• **Reading text**:
Easter is just around the corner, with the spring celebration falling on Sunday March 27 this year .

The long bank holiday weekend begins on Good Friday (March 25), and Easter Monday (March 28) is the final day in the bank holiday festivities.

And although you're probably getting excited about your Easter eggs and your time off work, there are some things about the springtime holiday you won't likely know about.

So here are 18 fun facts about Easter... If you have any more please do let us know in the comments!

18 fun facts about Easter:

1. Every child in the UK receives an average of 8.8 Easter eggs every year - double their recommended calorie intake for a whole week.

2. The largest ever Easter egg hunt was in Florida, where 9,753 children searched for 501,000 eggs.

3. In 2007, an Easter egg covered in diamonds sold for almost £9 million. Every hour, a cockerel made of jewels pops up from the top of the Faberge egg, flaps its wings four times, nods its head three times and makes a crowing noise. The gold-and-pink enamel egg was made by the Russian royal family as an engagement gift for French aristocrat Baron Edouard de Rothschild.

4. When people gorge on a chocolate Easter bunny, 76% bite off the ears first, 5% go for the feet and 4% opt for the tail.

READ MORE:Recipes for the best roast lamb and all the trimmings for Easter Sunday

5. With all those eggs and other chocolate treats for family, relatives, loved ones and friends, it should be no surprise that households spend an average of £75 on Easter each year.

• **Exercise set**:
**1.** Translate this sentence from the Easter facts text into Spanish: "The largest ever Easter egg hunt was in Florida, where 9,753 children searched for 501,000 eggs."
**2.** Pick up the Easter facts text after its last sentence and carry it on.
The listing that comes next is not needed for anything here.

Spatial layout listing
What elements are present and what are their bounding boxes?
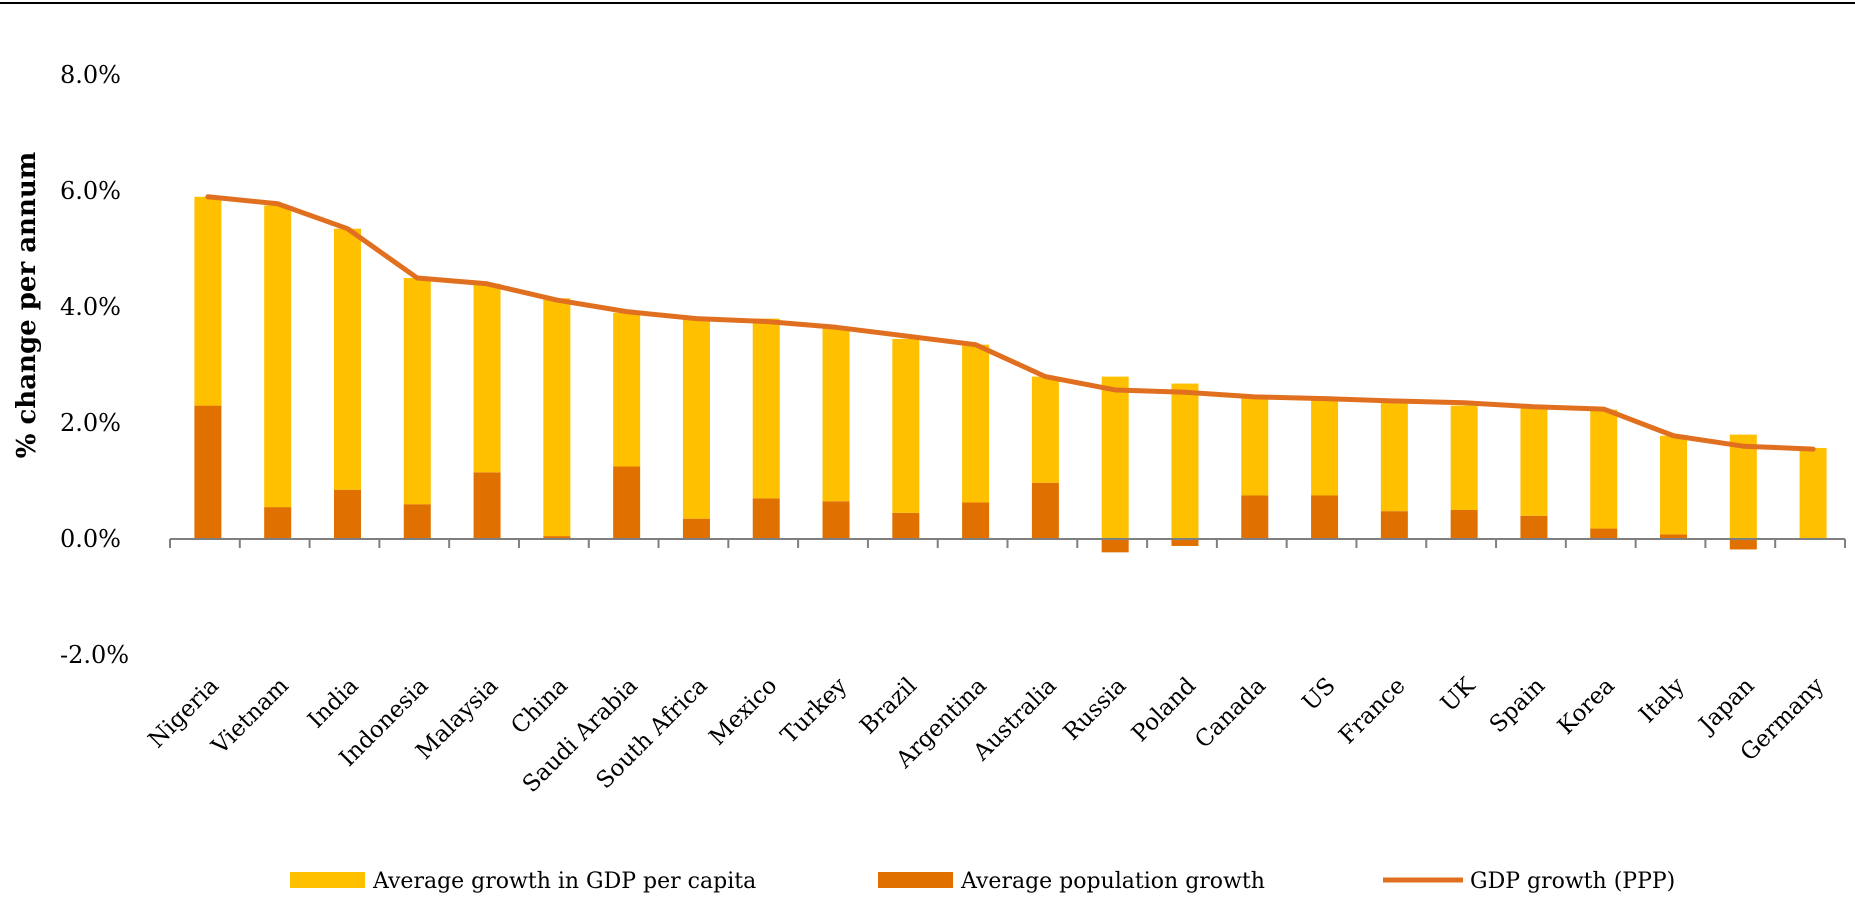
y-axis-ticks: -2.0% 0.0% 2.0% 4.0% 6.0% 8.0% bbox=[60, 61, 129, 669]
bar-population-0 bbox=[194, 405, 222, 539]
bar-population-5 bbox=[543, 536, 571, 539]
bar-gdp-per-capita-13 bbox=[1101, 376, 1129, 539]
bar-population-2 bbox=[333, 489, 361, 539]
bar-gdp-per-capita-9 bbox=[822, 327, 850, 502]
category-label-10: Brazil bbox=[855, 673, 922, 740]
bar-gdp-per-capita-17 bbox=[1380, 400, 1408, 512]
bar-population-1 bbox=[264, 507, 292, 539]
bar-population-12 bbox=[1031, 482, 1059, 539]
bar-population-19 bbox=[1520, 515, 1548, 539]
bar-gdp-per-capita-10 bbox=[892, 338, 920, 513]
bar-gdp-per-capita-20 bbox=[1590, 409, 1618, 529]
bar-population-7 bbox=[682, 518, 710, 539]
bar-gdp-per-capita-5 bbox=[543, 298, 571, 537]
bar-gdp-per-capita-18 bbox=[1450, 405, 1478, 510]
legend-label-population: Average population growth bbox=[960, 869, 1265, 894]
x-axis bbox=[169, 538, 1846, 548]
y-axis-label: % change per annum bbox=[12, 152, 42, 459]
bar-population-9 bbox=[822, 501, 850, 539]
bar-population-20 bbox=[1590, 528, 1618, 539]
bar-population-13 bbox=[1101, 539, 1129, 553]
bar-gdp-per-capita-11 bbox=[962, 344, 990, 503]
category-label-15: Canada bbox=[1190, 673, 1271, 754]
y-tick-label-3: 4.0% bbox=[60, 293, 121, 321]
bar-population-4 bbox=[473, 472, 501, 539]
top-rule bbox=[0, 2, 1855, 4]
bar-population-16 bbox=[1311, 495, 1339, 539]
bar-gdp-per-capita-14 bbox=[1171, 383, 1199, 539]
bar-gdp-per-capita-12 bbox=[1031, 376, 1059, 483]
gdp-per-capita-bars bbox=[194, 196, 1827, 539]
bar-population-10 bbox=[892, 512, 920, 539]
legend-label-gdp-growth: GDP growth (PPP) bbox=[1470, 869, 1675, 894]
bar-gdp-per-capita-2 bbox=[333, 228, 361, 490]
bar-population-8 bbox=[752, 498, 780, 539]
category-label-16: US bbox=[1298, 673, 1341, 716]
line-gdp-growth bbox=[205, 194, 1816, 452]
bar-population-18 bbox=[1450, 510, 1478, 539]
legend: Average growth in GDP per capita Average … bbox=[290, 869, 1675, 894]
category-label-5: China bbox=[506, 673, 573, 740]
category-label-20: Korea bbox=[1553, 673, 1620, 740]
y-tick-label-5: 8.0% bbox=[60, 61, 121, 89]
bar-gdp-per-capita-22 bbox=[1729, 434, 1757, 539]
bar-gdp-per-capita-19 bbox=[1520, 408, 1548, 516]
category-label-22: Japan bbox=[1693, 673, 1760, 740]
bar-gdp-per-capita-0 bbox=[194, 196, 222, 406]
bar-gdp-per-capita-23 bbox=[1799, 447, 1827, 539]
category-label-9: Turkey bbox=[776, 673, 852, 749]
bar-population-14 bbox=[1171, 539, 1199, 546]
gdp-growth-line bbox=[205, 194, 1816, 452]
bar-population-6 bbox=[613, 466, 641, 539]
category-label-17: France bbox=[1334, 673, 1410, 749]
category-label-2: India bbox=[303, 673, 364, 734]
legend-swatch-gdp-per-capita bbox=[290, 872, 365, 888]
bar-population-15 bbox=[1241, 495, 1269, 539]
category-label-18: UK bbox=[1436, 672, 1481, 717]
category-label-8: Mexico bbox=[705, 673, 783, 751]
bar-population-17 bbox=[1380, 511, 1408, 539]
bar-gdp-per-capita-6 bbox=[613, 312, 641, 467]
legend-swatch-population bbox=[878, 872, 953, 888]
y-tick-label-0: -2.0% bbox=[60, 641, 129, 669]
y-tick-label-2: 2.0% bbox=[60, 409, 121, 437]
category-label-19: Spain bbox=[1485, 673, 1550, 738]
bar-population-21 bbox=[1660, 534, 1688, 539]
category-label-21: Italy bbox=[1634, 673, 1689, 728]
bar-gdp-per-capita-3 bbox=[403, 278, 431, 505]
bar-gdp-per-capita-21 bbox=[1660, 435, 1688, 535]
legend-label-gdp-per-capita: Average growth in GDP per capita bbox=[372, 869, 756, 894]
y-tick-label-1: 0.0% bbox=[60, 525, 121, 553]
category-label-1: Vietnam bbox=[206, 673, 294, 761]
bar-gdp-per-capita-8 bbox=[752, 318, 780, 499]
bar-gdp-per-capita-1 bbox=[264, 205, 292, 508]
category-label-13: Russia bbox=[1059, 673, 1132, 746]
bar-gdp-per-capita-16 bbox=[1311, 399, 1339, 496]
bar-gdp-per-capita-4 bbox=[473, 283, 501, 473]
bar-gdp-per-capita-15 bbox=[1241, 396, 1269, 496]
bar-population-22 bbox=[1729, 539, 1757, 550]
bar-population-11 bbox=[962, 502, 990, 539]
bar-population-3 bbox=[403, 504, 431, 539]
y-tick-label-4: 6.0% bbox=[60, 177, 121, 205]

• **Answers to the problems**:
**1.** La mayor búsqueda de huevos de Pascua de la historia tuvo lugar en Florida, donde 9.753 niños buscaron 501.000 huevos.

**2.**
6. In the USA, 90 million chocolate bunnies and 91.4 billion eggs are produced each year. At Easter, Americans also consume more than 16 million jellybeans used to fill the hollow centre of Easter eggs, and that's enough to circle the globe three times over.

7. The White House hosts an Easter Egg Roll on the front lawn each year.

8. Sales at Easter time make up 10% of UK chocolate spending for the whole year.

9. The UK's first chocolate egg was produced in 1873 by Fry's of Bristol.

10. The tallest chocolate Easter egg was made in Italy in 2011. Standing 10.39 metres tall and weighing 7,200 kg, it was taller than a giraffe and heavier than an elephant.

11. In 2012, London's Covent Garden hosted the world's biggest-ever Easter egg hunt .

12. The world's most popular egg-shaped chocolate is Cadbury's Creme Egg.

13. On Easter Sunday in Scotland and North-East England, some people have great fun rolling painted eggs down steep hills. This is also popular in parts of America, where people push the egg along with a spoon.

14. Temptation can be too much and 43% of kids say they eat their first chocolate egg before Easter Sunday, but the average time for children to eat their first Easter egg is 11am on Easter Sunday morning.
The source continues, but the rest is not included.